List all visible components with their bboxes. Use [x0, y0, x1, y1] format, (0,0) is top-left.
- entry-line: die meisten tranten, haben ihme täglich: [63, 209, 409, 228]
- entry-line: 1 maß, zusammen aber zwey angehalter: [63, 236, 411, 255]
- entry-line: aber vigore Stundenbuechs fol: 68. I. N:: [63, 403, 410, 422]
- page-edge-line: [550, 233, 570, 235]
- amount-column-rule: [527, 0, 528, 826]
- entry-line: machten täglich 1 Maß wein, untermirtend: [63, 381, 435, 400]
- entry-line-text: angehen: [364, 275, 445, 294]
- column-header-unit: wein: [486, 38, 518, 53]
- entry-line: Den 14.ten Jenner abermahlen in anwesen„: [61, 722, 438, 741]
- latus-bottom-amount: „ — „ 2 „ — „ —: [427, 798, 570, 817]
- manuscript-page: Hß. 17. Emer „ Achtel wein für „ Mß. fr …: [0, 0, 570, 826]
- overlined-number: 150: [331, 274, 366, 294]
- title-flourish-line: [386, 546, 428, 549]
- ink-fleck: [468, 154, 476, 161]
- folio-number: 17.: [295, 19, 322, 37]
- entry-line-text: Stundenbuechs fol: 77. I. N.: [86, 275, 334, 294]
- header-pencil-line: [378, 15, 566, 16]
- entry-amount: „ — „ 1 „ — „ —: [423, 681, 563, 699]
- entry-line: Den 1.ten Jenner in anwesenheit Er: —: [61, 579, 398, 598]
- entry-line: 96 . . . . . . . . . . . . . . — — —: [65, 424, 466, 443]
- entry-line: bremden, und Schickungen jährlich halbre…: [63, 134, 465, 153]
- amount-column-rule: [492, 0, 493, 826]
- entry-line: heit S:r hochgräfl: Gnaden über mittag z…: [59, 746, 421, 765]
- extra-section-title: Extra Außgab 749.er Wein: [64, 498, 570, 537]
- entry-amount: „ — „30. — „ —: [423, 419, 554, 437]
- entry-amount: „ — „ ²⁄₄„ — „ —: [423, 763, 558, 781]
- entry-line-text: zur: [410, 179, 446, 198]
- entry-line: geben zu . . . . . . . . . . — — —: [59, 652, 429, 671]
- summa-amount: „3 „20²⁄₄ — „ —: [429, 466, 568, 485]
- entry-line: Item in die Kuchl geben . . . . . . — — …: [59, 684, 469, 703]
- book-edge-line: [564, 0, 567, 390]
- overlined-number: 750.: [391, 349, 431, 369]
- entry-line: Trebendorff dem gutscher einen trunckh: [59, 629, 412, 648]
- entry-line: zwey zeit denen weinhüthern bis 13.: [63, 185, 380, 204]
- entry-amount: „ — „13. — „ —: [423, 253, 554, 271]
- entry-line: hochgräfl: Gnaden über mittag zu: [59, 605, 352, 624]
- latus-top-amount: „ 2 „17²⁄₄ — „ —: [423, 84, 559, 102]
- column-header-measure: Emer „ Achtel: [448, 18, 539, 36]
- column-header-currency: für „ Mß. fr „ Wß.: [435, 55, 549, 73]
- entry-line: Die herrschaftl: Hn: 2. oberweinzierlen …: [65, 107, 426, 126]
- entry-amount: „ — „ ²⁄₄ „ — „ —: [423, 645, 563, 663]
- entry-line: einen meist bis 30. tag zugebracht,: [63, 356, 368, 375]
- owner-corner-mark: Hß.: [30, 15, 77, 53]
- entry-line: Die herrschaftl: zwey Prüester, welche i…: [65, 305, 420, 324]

----------

## What the task requires
How many lines of the listing above contain the string "text"? Matching is case-sensitive. Reply with the number only.

## Solution
3